**Exercise prompt:** Your task is to output the entries below word for word.

** start Source data **

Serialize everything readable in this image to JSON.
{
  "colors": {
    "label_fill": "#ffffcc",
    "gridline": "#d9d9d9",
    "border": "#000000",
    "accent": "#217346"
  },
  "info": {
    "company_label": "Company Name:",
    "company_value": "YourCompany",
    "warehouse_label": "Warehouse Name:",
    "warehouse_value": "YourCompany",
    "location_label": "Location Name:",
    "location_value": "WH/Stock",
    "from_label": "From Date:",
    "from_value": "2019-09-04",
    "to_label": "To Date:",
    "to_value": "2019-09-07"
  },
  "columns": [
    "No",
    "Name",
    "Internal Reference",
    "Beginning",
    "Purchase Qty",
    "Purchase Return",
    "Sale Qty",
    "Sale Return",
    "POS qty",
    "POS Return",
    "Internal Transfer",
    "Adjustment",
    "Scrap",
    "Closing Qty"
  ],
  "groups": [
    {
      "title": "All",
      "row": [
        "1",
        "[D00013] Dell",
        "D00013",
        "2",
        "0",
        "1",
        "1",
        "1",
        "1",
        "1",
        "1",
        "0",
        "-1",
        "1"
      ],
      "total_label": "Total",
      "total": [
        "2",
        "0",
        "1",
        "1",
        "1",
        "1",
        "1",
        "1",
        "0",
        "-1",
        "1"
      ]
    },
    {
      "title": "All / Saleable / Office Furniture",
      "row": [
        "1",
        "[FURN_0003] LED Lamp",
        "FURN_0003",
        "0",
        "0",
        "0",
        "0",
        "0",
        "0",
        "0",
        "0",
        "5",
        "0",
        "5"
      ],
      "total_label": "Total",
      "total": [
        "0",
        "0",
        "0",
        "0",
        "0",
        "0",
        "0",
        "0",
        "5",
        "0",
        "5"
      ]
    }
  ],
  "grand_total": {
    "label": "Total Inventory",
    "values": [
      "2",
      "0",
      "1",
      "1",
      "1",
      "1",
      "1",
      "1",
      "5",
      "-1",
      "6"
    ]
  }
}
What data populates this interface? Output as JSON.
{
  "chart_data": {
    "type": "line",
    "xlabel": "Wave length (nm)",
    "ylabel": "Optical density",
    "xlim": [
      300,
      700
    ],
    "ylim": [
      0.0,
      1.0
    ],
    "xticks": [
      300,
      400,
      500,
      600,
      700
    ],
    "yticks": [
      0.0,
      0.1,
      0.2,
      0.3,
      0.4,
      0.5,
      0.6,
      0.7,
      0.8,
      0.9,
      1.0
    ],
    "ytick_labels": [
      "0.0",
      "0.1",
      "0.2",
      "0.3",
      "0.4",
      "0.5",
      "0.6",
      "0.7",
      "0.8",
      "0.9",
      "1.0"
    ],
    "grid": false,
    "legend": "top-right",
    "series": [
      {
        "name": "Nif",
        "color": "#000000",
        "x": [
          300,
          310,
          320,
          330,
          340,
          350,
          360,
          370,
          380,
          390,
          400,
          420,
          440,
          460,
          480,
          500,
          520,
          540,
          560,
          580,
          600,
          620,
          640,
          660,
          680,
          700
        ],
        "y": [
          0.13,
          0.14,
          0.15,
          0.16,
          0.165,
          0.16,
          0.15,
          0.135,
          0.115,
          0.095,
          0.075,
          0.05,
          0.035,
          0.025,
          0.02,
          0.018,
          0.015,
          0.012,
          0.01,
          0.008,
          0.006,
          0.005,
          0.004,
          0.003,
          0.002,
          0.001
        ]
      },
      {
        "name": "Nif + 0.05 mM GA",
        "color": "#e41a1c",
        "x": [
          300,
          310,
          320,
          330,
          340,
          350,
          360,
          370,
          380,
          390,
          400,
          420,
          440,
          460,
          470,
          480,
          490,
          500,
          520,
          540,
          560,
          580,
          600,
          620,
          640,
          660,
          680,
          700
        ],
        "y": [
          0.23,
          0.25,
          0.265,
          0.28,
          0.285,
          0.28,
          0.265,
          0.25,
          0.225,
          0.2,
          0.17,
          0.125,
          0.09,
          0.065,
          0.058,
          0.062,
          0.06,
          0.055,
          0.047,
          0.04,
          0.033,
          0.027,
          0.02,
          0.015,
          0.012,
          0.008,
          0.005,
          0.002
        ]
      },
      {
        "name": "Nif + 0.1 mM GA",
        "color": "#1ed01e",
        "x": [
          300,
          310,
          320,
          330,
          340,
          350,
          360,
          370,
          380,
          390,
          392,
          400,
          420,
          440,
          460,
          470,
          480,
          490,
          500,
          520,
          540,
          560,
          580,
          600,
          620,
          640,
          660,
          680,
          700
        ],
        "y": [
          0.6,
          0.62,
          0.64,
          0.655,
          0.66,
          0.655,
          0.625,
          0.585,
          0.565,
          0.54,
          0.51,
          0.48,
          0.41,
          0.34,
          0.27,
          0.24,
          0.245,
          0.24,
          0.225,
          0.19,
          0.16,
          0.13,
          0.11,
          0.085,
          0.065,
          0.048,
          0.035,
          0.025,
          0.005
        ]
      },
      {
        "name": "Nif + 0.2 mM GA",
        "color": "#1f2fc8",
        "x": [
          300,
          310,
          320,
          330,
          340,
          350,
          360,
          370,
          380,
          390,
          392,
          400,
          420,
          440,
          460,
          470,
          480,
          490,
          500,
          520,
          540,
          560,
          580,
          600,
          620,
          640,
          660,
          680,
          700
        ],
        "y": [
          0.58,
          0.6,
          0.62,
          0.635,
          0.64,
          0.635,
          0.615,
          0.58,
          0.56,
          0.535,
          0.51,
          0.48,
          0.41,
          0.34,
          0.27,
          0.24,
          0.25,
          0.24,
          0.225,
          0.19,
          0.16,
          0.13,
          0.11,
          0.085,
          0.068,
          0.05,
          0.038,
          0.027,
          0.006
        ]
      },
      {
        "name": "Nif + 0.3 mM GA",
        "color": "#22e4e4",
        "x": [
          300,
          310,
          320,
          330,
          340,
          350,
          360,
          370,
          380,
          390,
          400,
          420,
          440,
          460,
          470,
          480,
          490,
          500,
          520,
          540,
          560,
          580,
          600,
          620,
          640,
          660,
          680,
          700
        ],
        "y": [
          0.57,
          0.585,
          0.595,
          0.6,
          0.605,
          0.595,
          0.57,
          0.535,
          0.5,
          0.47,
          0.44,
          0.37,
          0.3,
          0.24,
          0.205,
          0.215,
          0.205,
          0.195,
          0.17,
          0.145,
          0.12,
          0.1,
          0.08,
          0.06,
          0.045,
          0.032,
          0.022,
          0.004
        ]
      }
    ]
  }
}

** end Source data **

**Output:**
Serialize everything readable in this image to JSON.
{
  "colors": {
    "label_fill": "#ffffcc",
    "gridline": "#d9d9d9",
    "border": "#000000",
    "accent": "#217346"
  },
  "info": {
    "company_label": "Company Name:",
    "company_value": "YourCompany",
    "warehouse_label": "Warehouse Name:",
    "warehouse_value": "YourCompany",
    "location_label": "Location Name:",
    "location_value": "WH/Stock",
    "from_label": "From Date:",
    "from_value": "2019-09-04",
    "to_label": "To Date:",
    "to_value": "2019-09-07"
  },
  "columns": [
    "No",
    "Name",
    "Internal Reference",
    "Beginning",
    "Purchase Qty",
    "Purchase Return",
    "Sale Qty",
    "Sale Return",
    "POS qty",
    "POS Return",
    "Internal Transfer",
    "Adjustment",
    "Scrap",
    "Closing Qty"
  ],
  "groups": [
    {
      "title": "All",
      "row": [
        "1",
        "[D00013] Dell",
        "D00013",
        "2",
        "0",
        "1",
        "1",
        "1",
        "1",
        "1",
        "1",
        "0",
        "-1",
        "1"
      ],
      "total_label": "Total",
      "total": [
        "2",
        "0",
        "1",
        "1",
        "1",
        "1",
        "1",
        "1",
        "0",
        "-1",
        "1"
      ]
    },
    {
      "title": "All / Saleable / Office Furniture",
      "row": [
        "1",
        "[FURN_0003] LED Lamp",
        "FURN_0003",
        "0",
        "0",
        "0",
        "0",
        "0",
        "0",
        "0",
        "0",
        "5",
        "0",
        "5"
      ],
      "total_label": "Total",
      "total": [
        "0",
        "0",
        "0",
        "0",
        "0",
        "0",
        "0",
        "0",
        "5",
        "0",
        "5"
      ]
    }
  ],
  "grand_total": {
    "label": "Total Inventory",
    "values": [
      "2",
      "0",
      "1",
      "1",
      "1",
      "1",
      "1",
      "1",
      "5",
      "-1",
      "6"
    ]
  }
}
What data populates this interface? Output as JSON.
{
  "chart_data": {
    "type": "line",
    "xlabel": "Wave length (nm)",
    "ylabel": "Optical density",
    "xlim": [
      300,
      700
    ],
    "ylim": [
      0.0,
      1.0
    ],
    "xticks": [
      300,
      400,
      500,
      600,
      700
    ],
    "yticks": [
      0.0,
      0.1,
      0.2,
      0.3,
      0.4,
      0.5,
      0.6,
      0.7,
      0.8,
      0.9,
      1.0
    ],
    "ytick_labels": [
      "0.0",
      "0.1",
      "0.2",
      "0.3",
      "0.4",
      "0.5",
      "0.6",
      "0.7",
      "0.8",
      "0.9",
      "1.0"
    ],
    "grid": false,
    "legend": "top-right",
    "series": [
      {
        "name": "Nif",
        "color": "#000000",
        "x": [
          300,
          310,
          320,
          330,
          340,
          350,
          360,
          370,
          380,
          390,
          400,
          420,
          440,
          460,
          480,
          500,
          520,
          540,
          560,
          580,
          600,
          620,
          640,
          660,
          680,
          700
        ],
        "y": [
          0.13,
          0.14,
          0.15,
          0.16,
          0.165,
          0.16,
          0.15,
          0.135,
          0.115,
          0.095,
          0.075,
          0.05,
          0.035,
          0.025,
          0.02,
          0.018,
          0.015,
          0.012,
          0.01,
          0.008,
          0.006,
          0.005,
          0.004,
          0.003,
          0.002,
          0.001
        ]
      },
      {
        "name": "Nif + 0.05 mM GA",
        "color": "#e41a1c",
        "x": [
          300,
          310,
          320,
          330,
          340,
          350,
          360,
          370,
          380,
          390,
          400,
          420,
          440,
          460,
          470,
          480,
          490,
          500,
          520,
          540,
          560,
          580,
          600,
          620,
          640,
          660,
          680,
          700
        ],
        "y": [
          0.23,
          0.25,
          0.265,
          0.28,
          0.285,
          0.28,
          0.265,
          0.25,
          0.225,
          0.2,
          0.17,
          0.125,
          0.09,
          0.065,
          0.058,
          0.062,
          0.06,
          0.055,
          0.047,
          0.04,
          0.033,
          0.027,
          0.02,
          0.015,
          0.012,
          0.008,
          0.005,
          0.002
        ]
      },
      {
        "name": "Nif + 0.1 mM GA",
        "color": "#1ed01e",
        "x": [
          300,
          310,
          320,
          330,
          340,
          350,
          360,
          370,
          380,
          390,
          392,
          400,
          420,
          440,
          460,
          470,
          480,
          490,
          500,
          520,
          540,
          560,
          580,
          600,
          620,
          640,
          660,
          680,
          700
        ],
        "y": [
          0.6,
          0.62,
          0.64,
          0.655,
          0.66,
          0.655,
          0.625,
          0.585,
          0.565,
          0.54,
          0.51,
          0.48,
          0.41,
          0.34,
          0.27,
          0.24,
          0.245,
          0.24,
          0.225,
          0.19,
          0.16,
          0.13,
          0.11,
          0.085,
          0.065,
          0.048,
          0.035,
          0.025,
          0.005
        ]
      },
      {
        "name": "Nif + 0.2 mM GA",
        "color": "#1f2fc8",
        "x": [
          300,
          310,
          320,
          330,
          340,
          350,
          360,
          370,
          380,
          390,
          392,
          400,
          420,
          440,
          460,
          470,
          480,
          490,
          500,
          520,
          540,
          560,
          580,
          600,
          620,
          640,
          660,
          680,
          700
        ],
        "y": [
          0.58,
          0.6,
          0.62,
          0.635,
          0.64,
          0.635,
          0.615,
          0.58,
          0.56,
          0.535,
          0.51,
          0.48,
          0.41,
          0.34,
          0.27,
          0.24,
          0.25,
          0.24,
          0.225,
          0.19,
          0.16,
          0.13,
          0.11,
          0.085,
          0.068,
          0.05,
          0.038,
          0.027,
          0.006
        ]
      },
      {
        "name": "Nif + 0.3 mM GA",
        "color": "#22e4e4",
        "x": [
          300,
          310,
          320,
          330,
          340,
          350,
          360,
          370,
          380,
          390,
          400,
          420,
          440,
          460,
          470,
          480,
          490,
          500,
          520,
          540,
          560,
          580,
          600,
          620,
          640,
          660,
          680,
          700
        ],
        "y": [
          0.57,
          0.585,
          0.595,
          0.6,
          0.605,
          0.595,
          0.57,
          0.535,
          0.5,
          0.47,
          0.44,
          0.37,
          0.3,
          0.24,
          0.205,
          0.215,
          0.205,
          0.195,
          0.17,
          0.145,
          0.12,
          0.1,
          0.08,
          0.06,
          0.045,
          0.032,
          0.022,
          0.004
        ]
      }
    ]
  }
}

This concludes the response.